### EXERCISE
Report every line in the listing that contains the string "tappo".

╭─ INFORMATION PROVIDED

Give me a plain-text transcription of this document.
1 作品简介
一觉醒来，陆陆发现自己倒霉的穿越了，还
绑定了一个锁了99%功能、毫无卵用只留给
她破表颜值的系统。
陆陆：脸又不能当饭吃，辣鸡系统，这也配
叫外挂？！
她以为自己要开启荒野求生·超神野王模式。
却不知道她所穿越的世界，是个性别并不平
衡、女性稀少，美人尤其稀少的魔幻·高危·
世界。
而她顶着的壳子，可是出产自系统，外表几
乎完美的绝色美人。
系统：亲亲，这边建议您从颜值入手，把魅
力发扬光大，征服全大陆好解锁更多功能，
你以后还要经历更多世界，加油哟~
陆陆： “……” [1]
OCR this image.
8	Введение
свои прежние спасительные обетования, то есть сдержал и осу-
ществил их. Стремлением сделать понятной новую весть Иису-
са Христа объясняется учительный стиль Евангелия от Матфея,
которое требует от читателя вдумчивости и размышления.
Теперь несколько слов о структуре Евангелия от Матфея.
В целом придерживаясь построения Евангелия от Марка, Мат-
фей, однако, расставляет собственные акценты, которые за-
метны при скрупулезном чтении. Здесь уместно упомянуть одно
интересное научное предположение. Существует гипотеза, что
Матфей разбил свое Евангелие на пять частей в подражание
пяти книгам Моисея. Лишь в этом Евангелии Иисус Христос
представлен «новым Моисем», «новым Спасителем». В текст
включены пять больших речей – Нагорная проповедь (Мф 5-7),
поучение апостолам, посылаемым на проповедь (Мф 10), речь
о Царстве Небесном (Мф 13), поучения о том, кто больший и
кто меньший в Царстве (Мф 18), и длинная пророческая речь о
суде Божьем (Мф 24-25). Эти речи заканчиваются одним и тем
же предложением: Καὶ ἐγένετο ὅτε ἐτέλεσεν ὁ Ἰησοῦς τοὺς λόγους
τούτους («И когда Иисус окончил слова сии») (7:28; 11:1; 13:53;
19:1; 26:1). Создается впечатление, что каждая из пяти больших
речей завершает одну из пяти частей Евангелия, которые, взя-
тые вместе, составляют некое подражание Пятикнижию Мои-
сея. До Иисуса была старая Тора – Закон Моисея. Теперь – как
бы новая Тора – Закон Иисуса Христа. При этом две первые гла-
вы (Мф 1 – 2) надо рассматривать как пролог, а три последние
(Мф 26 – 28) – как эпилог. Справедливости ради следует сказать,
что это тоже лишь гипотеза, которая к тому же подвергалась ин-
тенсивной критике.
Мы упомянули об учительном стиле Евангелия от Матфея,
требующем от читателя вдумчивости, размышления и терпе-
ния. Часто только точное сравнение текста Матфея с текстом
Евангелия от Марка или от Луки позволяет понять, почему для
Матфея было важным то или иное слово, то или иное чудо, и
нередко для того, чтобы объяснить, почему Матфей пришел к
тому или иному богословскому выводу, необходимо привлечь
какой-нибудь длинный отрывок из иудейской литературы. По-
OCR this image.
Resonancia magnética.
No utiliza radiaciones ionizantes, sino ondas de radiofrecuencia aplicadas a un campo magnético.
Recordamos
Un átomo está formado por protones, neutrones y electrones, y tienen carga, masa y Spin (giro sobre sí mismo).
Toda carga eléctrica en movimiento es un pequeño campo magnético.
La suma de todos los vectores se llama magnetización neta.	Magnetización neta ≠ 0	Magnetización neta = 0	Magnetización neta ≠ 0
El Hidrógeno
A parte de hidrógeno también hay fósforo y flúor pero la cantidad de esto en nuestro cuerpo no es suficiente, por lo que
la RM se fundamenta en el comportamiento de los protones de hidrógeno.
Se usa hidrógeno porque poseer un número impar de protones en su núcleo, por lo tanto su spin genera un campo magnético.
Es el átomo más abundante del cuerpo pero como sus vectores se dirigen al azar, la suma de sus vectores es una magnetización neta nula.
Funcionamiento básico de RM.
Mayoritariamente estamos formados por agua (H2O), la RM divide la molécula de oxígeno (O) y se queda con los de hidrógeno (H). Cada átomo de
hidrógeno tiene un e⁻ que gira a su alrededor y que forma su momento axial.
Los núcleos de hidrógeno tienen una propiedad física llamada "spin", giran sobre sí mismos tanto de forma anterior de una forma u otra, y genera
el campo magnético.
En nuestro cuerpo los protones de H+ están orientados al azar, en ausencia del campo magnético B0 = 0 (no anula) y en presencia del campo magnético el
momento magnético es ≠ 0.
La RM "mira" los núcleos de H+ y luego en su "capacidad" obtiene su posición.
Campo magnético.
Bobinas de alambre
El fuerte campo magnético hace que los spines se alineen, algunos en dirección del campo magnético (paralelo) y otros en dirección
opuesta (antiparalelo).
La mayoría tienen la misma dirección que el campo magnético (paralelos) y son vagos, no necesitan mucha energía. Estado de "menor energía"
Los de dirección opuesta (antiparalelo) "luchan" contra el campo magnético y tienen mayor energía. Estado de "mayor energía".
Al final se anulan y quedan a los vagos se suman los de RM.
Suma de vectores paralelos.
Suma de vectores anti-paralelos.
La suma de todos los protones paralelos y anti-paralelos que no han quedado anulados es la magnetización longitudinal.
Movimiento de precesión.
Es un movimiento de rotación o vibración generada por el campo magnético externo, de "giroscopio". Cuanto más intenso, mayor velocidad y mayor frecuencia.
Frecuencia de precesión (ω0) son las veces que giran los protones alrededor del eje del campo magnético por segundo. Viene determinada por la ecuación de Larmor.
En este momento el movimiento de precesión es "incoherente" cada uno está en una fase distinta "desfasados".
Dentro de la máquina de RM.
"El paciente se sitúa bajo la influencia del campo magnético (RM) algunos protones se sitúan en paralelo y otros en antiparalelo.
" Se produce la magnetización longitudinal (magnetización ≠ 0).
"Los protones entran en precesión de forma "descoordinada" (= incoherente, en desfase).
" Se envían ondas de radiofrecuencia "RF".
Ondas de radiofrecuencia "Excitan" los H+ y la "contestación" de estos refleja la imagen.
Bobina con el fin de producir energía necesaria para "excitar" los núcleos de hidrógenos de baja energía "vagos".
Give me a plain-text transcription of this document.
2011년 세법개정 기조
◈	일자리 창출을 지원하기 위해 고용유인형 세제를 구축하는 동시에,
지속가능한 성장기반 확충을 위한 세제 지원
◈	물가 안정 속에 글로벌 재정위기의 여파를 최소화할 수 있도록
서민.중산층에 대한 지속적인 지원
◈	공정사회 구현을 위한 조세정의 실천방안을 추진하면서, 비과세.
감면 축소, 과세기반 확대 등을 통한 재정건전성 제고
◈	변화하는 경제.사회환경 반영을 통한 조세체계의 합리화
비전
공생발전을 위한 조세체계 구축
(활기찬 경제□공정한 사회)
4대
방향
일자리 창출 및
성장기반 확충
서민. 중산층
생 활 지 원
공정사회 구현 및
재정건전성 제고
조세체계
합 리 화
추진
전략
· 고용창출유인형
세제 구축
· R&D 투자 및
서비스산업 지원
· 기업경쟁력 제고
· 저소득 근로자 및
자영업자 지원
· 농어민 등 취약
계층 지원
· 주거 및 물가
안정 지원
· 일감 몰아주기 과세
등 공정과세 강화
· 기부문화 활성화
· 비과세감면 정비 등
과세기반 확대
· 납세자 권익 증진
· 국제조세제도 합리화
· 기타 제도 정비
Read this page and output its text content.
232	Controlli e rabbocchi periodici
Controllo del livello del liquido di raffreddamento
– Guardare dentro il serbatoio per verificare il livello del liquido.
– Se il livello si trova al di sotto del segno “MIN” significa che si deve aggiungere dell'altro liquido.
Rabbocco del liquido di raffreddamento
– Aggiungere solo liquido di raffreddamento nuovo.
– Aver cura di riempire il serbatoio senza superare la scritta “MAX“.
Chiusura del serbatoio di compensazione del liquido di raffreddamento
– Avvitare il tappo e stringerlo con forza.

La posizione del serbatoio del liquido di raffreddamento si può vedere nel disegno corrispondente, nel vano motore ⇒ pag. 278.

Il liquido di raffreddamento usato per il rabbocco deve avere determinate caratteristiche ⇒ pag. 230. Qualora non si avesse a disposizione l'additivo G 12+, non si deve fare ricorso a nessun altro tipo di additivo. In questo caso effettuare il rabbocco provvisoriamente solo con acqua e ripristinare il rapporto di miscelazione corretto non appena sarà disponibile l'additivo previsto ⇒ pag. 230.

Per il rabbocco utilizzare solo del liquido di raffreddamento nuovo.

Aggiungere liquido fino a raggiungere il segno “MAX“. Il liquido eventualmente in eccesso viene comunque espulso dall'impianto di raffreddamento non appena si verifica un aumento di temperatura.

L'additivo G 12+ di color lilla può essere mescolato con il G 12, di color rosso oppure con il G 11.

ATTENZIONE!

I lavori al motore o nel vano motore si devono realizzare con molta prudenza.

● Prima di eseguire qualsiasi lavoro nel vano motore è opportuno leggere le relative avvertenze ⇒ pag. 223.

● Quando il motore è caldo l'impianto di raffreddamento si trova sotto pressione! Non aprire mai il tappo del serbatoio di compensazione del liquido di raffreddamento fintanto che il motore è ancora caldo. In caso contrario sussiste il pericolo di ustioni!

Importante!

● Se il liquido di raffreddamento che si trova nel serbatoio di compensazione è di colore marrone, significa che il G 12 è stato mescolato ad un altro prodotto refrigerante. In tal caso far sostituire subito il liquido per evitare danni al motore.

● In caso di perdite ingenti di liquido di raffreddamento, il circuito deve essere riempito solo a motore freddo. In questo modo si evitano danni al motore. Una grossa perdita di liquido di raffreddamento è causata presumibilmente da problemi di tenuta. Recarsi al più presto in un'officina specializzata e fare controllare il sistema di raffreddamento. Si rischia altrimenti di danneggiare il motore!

╰─

### WRITTEN SOLUTION
– Avvitare il tappo e stringerlo con forza.
● Quando il motore è caldo l'impianto di raffreddamento si trova sotto pressione! Non aprire mai il tappo del serbatoio di compensazione del liquido di raffreddamento fintanto che il motore è ancora caldo. In caso contrario sussiste il pericolo di ustioni!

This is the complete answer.